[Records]
####
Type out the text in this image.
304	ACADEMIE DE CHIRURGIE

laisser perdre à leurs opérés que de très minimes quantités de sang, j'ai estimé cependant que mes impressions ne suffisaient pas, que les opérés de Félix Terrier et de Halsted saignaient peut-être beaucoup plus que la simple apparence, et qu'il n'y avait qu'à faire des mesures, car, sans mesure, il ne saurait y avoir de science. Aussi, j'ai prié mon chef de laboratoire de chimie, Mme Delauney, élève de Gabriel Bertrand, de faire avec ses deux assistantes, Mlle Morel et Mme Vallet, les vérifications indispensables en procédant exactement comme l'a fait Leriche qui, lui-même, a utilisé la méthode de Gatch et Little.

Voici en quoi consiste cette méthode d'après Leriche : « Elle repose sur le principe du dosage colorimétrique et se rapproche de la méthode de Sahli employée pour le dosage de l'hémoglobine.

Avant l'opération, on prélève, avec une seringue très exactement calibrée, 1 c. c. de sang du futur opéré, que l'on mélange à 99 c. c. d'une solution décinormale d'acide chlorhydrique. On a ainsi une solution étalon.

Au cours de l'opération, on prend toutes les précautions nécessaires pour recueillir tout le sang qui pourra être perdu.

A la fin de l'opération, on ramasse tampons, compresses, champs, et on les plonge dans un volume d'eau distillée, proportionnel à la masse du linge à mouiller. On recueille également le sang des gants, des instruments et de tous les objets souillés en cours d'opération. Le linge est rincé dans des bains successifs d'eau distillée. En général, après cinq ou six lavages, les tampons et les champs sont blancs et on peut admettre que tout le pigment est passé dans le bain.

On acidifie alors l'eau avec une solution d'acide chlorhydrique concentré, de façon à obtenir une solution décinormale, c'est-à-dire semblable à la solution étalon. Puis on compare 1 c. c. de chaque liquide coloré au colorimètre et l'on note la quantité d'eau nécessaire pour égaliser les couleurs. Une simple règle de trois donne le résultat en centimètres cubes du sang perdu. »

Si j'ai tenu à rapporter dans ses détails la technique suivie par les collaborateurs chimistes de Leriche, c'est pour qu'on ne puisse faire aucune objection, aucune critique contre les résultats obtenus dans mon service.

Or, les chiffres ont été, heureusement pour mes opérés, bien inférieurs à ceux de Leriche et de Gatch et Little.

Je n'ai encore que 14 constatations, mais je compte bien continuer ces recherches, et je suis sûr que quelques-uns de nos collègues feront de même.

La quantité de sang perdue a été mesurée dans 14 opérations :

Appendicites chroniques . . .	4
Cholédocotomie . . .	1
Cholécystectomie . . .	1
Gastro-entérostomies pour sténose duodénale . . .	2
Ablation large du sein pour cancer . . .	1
####
*PROBLEM STATEMENT*
Using the listing above, say how many of its lines contain the string "bien", giving nothing but the figure.

*TASK ANSWER*
2